__Exercise aim__:
Find and copy lines holding "core".

** BEGIN Extracted records **

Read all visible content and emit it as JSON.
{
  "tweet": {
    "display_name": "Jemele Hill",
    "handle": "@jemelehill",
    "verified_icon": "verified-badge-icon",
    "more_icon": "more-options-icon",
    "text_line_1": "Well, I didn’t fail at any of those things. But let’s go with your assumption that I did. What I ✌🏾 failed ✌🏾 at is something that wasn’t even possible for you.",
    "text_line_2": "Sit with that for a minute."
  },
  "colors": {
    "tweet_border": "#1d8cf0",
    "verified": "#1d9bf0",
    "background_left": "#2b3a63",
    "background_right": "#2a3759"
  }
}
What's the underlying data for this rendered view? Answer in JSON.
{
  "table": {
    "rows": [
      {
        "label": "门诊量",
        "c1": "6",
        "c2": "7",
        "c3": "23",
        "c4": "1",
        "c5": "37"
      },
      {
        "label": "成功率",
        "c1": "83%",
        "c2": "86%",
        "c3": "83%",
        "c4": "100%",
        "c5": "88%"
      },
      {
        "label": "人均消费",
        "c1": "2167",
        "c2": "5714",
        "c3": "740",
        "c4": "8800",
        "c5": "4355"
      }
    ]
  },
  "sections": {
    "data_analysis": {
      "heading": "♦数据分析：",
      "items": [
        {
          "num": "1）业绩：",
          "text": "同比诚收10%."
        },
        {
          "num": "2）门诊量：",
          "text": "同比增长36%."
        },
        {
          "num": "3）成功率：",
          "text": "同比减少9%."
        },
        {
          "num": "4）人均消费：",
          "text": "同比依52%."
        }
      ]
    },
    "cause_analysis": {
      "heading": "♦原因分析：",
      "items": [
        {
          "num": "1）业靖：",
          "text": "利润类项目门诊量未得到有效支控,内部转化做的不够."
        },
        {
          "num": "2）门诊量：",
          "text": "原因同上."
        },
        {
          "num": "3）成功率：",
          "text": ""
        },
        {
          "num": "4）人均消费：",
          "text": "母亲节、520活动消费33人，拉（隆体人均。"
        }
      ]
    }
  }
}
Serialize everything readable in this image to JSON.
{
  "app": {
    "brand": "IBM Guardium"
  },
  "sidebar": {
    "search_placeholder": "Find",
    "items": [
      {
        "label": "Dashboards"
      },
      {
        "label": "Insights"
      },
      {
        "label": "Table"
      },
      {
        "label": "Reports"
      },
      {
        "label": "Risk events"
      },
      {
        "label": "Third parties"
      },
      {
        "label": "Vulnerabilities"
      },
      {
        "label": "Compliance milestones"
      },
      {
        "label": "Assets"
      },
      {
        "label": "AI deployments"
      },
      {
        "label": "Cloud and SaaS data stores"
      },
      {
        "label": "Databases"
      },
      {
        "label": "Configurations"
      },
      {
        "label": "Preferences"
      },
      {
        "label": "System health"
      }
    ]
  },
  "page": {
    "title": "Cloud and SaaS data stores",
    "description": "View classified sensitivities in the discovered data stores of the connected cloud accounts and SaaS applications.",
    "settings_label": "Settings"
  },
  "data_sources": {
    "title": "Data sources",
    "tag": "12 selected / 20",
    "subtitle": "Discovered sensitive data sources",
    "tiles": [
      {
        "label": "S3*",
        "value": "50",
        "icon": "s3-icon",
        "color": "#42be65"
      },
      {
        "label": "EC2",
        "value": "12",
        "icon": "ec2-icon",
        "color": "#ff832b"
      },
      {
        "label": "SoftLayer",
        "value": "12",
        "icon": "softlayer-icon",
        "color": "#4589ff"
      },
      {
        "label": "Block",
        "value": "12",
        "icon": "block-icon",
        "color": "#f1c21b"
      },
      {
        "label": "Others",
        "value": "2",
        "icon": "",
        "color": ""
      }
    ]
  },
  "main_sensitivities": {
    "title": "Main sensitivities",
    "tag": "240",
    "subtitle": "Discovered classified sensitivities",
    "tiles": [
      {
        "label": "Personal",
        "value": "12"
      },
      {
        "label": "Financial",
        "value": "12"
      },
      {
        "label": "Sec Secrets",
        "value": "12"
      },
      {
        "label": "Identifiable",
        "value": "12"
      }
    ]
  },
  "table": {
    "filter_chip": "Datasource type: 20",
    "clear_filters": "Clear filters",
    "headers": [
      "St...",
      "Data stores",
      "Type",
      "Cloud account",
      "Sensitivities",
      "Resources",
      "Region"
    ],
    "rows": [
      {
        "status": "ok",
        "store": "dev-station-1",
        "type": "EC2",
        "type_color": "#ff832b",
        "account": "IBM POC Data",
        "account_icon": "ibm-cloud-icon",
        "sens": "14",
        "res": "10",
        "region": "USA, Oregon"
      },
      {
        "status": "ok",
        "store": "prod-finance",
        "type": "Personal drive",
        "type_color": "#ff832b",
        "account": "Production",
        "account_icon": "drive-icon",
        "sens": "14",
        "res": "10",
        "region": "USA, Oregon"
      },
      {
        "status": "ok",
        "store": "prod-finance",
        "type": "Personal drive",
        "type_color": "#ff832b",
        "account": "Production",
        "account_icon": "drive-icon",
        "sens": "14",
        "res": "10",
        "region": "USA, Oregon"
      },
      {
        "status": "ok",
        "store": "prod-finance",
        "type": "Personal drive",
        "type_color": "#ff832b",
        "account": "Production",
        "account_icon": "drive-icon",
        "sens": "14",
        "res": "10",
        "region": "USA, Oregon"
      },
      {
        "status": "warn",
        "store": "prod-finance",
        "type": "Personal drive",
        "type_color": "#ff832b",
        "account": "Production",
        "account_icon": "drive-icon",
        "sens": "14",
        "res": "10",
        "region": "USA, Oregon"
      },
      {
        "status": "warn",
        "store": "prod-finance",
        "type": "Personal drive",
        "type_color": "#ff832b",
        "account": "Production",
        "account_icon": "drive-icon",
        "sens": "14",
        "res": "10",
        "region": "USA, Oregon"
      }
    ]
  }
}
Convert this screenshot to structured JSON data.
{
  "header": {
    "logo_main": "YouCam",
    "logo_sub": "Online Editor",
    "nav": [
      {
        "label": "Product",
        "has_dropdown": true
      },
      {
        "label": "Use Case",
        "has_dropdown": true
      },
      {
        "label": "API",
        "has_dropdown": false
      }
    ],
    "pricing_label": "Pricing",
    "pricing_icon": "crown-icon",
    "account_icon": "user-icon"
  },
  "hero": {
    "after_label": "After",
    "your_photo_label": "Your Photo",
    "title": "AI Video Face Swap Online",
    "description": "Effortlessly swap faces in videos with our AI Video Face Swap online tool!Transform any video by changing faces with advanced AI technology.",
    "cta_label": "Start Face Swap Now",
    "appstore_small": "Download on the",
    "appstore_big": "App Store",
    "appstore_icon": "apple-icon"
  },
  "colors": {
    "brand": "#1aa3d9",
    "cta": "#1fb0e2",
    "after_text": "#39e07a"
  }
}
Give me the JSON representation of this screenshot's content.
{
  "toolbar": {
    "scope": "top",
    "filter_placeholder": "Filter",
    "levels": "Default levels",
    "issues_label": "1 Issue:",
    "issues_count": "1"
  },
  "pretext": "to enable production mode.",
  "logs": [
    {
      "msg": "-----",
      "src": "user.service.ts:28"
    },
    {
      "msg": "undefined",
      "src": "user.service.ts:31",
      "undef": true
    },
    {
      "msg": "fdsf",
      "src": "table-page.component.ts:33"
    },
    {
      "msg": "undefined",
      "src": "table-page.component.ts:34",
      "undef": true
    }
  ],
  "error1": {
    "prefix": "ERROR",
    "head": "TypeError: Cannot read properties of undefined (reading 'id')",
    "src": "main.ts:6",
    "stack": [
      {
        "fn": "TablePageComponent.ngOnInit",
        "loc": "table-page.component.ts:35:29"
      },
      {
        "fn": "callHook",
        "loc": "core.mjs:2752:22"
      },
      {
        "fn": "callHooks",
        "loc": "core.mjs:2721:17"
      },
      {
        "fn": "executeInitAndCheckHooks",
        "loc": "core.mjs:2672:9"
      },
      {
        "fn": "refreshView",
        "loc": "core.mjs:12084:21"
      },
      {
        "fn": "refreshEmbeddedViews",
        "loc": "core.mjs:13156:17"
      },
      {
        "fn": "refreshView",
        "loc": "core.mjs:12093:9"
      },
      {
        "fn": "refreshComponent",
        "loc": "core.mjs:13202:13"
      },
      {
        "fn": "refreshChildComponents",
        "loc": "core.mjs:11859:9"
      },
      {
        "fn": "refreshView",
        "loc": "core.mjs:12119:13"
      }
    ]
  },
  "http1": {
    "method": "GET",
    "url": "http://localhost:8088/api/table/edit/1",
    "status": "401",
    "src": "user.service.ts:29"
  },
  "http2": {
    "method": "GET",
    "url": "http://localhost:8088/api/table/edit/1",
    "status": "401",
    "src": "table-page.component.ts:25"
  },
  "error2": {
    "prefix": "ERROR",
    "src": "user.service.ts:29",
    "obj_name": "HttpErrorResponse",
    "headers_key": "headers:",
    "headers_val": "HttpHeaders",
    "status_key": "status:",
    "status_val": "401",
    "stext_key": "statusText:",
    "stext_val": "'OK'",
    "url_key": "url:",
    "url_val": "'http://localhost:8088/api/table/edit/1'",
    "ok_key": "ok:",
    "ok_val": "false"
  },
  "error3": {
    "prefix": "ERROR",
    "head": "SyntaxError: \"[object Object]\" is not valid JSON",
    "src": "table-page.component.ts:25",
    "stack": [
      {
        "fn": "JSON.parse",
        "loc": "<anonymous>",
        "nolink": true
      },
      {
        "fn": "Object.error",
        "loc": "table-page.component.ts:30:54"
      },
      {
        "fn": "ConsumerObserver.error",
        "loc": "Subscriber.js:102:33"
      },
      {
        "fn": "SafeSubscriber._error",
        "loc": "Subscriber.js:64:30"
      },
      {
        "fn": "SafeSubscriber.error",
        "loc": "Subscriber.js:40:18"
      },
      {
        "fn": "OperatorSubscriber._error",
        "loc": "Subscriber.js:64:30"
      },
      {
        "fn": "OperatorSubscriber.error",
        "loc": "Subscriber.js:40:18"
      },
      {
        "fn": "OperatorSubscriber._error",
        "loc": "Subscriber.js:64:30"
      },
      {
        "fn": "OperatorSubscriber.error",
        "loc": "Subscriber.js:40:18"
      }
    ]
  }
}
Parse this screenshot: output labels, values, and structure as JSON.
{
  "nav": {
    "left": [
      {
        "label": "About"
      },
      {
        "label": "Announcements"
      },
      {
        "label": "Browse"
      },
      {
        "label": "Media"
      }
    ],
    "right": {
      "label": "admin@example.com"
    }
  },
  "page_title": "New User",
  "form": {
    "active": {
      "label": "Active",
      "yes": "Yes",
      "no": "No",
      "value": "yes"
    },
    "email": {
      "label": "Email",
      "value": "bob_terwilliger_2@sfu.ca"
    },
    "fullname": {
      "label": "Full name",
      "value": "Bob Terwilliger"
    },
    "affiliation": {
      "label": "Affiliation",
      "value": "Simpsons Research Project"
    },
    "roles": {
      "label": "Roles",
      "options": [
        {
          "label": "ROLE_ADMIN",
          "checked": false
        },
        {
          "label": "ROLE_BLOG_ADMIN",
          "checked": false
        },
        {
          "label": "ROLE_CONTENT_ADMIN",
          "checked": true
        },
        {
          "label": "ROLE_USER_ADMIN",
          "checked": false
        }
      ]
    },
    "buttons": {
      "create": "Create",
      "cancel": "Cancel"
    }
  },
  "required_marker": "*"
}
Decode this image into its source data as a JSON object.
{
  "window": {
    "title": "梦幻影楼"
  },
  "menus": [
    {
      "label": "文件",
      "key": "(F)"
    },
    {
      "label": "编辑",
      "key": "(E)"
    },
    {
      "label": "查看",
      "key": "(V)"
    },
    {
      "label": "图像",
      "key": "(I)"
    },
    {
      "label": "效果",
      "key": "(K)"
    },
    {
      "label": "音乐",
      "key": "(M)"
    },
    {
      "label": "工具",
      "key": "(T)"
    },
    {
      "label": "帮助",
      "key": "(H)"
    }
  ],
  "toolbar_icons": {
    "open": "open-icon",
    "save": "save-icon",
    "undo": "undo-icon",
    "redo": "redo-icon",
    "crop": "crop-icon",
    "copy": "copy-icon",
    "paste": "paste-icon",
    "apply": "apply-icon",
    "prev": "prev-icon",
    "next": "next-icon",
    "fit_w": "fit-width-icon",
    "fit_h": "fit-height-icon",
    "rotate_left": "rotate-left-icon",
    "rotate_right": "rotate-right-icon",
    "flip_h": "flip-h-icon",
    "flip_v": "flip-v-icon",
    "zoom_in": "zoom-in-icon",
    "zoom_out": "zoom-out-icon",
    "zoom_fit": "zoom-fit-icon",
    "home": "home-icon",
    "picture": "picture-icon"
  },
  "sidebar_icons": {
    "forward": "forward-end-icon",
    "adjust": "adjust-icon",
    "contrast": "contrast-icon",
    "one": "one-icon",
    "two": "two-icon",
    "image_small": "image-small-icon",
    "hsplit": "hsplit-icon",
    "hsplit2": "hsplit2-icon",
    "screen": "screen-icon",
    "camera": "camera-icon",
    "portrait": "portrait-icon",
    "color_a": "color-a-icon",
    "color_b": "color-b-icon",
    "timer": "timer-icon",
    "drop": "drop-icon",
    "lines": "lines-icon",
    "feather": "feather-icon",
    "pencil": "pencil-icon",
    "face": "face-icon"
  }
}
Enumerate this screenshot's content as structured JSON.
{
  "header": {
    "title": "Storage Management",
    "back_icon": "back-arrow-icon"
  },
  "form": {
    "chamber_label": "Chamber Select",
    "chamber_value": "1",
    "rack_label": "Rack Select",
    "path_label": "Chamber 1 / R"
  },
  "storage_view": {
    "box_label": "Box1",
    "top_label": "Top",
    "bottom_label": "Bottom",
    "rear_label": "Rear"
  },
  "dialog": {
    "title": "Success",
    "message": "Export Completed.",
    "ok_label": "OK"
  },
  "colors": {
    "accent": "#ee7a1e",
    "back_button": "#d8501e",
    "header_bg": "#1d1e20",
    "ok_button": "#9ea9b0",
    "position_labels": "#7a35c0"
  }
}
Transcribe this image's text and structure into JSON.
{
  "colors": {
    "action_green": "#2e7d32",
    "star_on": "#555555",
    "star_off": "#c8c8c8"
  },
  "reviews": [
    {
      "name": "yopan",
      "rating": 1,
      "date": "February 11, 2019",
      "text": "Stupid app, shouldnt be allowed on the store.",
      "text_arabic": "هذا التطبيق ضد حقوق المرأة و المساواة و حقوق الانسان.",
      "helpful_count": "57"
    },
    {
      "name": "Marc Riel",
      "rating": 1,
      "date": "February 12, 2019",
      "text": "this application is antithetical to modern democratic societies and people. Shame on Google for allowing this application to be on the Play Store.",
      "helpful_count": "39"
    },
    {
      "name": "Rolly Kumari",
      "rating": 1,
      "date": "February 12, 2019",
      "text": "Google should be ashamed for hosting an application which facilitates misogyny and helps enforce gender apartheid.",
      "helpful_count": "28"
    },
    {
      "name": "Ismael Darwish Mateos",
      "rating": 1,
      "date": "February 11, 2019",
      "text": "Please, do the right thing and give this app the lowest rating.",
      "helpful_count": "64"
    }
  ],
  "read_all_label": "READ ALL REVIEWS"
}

** END Extracted records **

__Solution to the exercise__:
        "loc": "core.mjs:2752:22"
        "loc": "core.mjs:2721:17"
        "loc": "core.mjs:2672:9"
        "loc": "core.mjs:12084:21"
        "loc": "core.mjs:13156:17"
        "loc": "core.mjs:12093:9"
        "loc": "core.mjs:13202:13"
        "loc": "core.mjs:11859:9"
        "loc": "core.mjs:12119:13"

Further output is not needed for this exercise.